→ **Provided data**
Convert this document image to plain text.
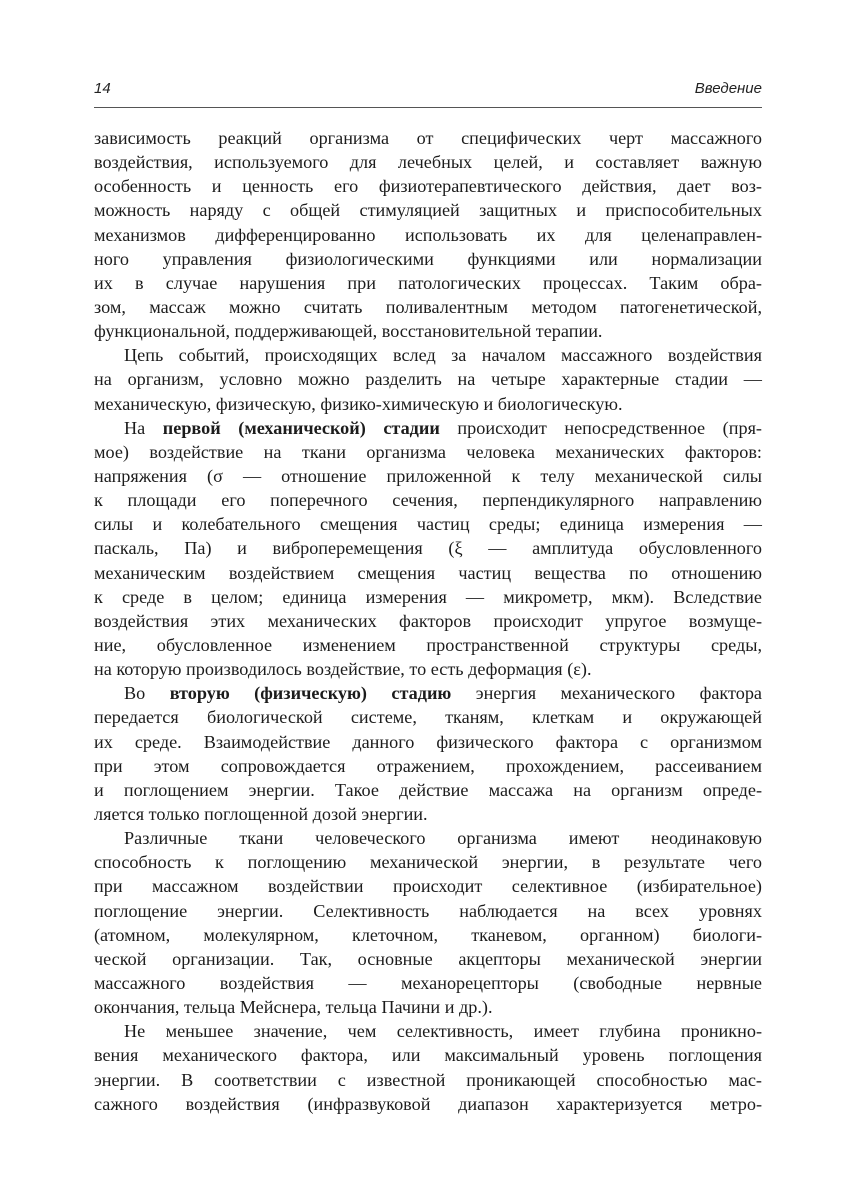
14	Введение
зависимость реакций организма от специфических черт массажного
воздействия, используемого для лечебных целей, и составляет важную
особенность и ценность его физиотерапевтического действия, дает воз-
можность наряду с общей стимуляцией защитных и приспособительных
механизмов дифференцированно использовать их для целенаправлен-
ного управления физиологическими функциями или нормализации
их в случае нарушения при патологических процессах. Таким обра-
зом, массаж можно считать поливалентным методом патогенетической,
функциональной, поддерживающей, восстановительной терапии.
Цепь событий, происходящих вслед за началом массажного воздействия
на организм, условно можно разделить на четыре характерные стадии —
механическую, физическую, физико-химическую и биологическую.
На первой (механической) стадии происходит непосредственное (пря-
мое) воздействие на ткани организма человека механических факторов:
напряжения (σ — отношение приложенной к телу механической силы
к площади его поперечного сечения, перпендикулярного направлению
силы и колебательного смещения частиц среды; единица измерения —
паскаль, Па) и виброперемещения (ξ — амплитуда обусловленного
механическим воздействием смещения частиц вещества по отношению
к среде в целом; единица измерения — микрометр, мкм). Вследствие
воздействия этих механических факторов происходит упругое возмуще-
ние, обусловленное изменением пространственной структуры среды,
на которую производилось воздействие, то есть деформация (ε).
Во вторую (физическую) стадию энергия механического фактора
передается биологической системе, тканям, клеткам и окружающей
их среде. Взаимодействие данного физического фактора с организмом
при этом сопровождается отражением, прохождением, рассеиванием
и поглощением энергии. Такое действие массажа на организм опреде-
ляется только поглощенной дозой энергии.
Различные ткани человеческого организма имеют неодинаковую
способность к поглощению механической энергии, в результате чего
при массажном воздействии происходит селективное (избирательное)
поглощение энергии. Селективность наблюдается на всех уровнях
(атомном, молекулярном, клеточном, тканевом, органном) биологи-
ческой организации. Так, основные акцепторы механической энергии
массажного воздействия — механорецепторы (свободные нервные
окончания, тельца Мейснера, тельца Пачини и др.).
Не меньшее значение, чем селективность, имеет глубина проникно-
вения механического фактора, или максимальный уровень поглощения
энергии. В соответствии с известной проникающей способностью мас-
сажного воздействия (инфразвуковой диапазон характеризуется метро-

→ **What to produce**
Among the entries above, identify all lines with "среде" and copy them.

→ **Result for this task**
к среде в целом; единица измерения — микрометр, мкм). Вследствие
их среде. Взаимодействие данного физического фактора с организмом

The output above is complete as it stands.